*TO BE DONE*
Write the data out again in full, with no departure from the original.

*SUPPLIED MATERIAL*
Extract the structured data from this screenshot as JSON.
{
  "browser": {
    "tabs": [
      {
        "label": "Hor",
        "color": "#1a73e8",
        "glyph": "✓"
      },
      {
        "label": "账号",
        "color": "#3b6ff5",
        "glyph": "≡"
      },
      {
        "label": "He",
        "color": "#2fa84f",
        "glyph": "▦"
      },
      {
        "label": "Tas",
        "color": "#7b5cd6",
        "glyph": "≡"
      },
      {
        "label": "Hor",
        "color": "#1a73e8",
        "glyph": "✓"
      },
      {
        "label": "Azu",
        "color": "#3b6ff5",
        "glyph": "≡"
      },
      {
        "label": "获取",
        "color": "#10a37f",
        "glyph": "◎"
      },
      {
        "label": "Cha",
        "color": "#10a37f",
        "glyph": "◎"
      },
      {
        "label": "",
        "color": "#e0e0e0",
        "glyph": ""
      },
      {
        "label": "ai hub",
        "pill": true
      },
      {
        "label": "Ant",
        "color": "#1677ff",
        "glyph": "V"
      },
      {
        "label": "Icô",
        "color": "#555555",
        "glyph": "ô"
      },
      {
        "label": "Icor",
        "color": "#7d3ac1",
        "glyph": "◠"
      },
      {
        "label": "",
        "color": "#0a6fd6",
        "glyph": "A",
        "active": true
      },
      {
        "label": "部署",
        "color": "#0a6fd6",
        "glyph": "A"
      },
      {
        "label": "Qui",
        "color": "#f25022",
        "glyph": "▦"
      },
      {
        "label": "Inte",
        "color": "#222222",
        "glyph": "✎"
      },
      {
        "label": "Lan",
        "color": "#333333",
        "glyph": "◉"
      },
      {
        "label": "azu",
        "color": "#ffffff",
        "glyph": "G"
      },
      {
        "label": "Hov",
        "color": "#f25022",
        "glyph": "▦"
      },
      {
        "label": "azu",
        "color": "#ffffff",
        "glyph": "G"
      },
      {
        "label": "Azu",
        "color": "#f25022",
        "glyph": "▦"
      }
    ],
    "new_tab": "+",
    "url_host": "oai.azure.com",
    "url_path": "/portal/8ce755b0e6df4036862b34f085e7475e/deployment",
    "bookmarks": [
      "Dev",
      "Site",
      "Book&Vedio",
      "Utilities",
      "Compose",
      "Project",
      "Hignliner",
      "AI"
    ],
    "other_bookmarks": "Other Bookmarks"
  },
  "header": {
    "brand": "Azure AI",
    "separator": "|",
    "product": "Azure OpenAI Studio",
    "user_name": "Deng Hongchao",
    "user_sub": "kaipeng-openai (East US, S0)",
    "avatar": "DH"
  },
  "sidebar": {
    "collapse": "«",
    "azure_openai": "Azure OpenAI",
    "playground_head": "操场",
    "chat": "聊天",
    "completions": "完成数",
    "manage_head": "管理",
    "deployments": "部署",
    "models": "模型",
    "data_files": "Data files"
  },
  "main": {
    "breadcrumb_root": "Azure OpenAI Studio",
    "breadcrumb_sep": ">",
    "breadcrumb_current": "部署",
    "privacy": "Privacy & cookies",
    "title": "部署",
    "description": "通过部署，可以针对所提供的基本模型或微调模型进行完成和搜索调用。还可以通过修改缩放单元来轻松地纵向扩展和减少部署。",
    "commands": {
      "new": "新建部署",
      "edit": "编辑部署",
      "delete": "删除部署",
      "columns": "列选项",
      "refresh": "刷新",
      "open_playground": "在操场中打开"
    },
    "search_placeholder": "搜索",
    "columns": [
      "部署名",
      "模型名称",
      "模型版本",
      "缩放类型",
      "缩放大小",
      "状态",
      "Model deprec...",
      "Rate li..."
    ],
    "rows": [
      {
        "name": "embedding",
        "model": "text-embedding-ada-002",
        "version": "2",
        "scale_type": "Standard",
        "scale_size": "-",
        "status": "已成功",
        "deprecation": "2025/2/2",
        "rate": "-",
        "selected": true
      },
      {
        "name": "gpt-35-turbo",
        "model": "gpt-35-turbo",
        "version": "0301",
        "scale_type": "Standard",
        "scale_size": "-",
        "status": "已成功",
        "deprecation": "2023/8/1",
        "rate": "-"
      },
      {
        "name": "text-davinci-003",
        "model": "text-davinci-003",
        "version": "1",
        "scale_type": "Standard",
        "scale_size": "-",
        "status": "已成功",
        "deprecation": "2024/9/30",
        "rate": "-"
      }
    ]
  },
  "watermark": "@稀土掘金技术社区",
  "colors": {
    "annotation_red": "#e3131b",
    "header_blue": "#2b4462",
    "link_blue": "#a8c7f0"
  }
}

*ANSWER TO THIS PROBLEM*
Extract the structured data from this screenshot as JSON.
{
  "browser": {
    "tabs": [
      {
        "label": "Hor",
        "color": "#1a73e8",
        "glyph": "✓"
      },
      {
        "label": "账号",
        "color": "#3b6ff5",
        "glyph": "≡"
      },
      {
        "label": "He",
        "color": "#2fa84f",
        "glyph": "▦"
      },
      {
        "label": "Tas",
        "color": "#7b5cd6",
        "glyph": "≡"
      },
      {
        "label": "Hor",
        "color": "#1a73e8",
        "glyph": "✓"
      },
      {
        "label": "Azu",
        "color": "#3b6ff5",
        "glyph": "≡"
      },
      {
        "label": "获取",
        "color": "#10a37f",
        "glyph": "◎"
      },
      {
        "label": "Cha",
        "color": "#10a37f",
        "glyph": "◎"
      },
      {
        "label": "",
        "color": "#e0e0e0",
        "glyph": ""
      },
      {
        "label": "ai hub",
        "pill": true
      },
      {
        "label": "Ant",
        "color": "#1677ff",
        "glyph": "V"
      },
      {
        "label": "Icô",
        "color": "#555555",
        "glyph": "ô"
      },
      {
        "label": "Icor",
        "color": "#7d3ac1",
        "glyph": "◠"
      },
      {
        "label": "",
        "color": "#0a6fd6",
        "glyph": "A",
        "active": true
      },
      {
        "label": "部署",
        "color": "#0a6fd6",
        "glyph": "A"
      },
      {
        "label": "Qui",
        "color": "#f25022",
        "glyph": "▦"
      },
      {
        "label": "Inte",
        "color": "#222222",
        "glyph": "✎"
      },
      {
        "label": "Lan",
        "color": "#333333",
        "glyph": "◉"
      },
      {
        "label": "azu",
        "color": "#ffffff",
        "glyph": "G"
      },
      {
        "label": "Hov",
        "color": "#f25022",
        "glyph": "▦"
      },
      {
        "label": "azu",
        "color": "#ffffff",
        "glyph": "G"
      },
      {
        "label": "Azu",
        "color": "#f25022",
        "glyph": "▦"
      }
    ],
    "new_tab": "+",
    "url_host": "oai.azure.com",
    "url_path": "/portal/8ce755b0e6df4036862b34f085e7475e/deployment",
    "bookmarks": [
      "Dev",
      "Site",
      "Book&Vedio",
      "Utilities",
      "Compose",
      "Project",
      "Hignliner",
      "AI"
    ],
    "other_bookmarks": "Other Bookmarks"
  },
  "header": {
    "brand": "Azure AI",
    "separator": "|",
    "product": "Azure OpenAI Studio",
    "user_name": "Deng Hongchao",
    "user_sub": "kaipeng-openai (East US, S0)",
    "avatar": "DH"
  },
  "sidebar": {
    "collapse": "«",
    "azure_openai": "Azure OpenAI",
    "playground_head": "操场",
    "chat": "聊天",
    "completions": "完成数",
    "manage_head": "管理",
    "deployments": "部署",
    "models": "模型",
    "data_files": "Data files"
  },
  "main": {
    "breadcrumb_root": "Azure OpenAI Studio",
    "breadcrumb_sep": ">",
    "breadcrumb_current": "部署",
    "privacy": "Privacy & cookies",
    "title": "部署",
    "description": "通过部署，可以针对所提供的基本模型或微调模型进行完成和搜索调用。还可以通过修改缩放单元来轻松地纵向扩展和减少部署。",
    "commands": {
      "new": "新建部署",
      "edit": "编辑部署",
      "delete": "删除部署",
      "columns": "列选项",
      "refresh": "刷新",
      "open_playground": "在操场中打开"
    },
    "search_placeholder": "搜索",
    "columns": [
      "部署名",
      "模型名称",
      "模型版本",
      "缩放类型",
      "缩放大小",
      "状态",
      "Model deprec...",
      "Rate li..."
    ],
    "rows": [
      {
        "name": "embedding",
        "model": "text-embedding-ada-002",
        "version": "2",
        "scale_type": "Standard",
        "scale_size": "-",
        "status": "已成功",
        "deprecation": "2025/2/2",
        "rate": "-",
        "selected": true
      },
      {
        "name": "gpt-35-turbo",
        "model": "gpt-35-turbo",
        "version": "0301",
        "scale_type": "Standard",
        "scale_size": "-",
        "status": "已成功",
        "deprecation": "2023/8/1",
        "rate": "-"
      },
      {
        "name": "text-davinci-003",
        "model": "text-davinci-003",
        "version": "1",
        "scale_type": "Standard",
        "scale_size": "-",
        "status": "已成功",
        "deprecation": "2024/9/30",
        "rate": "-"
      }
    ]
  },
  "watermark": "@稀土掘金技术社区",
  "colors": {
    "annotation_red": "#e3131b",
    "header_blue": "#2b4462",
    "link_blue": "#a8c7f0"
  }
}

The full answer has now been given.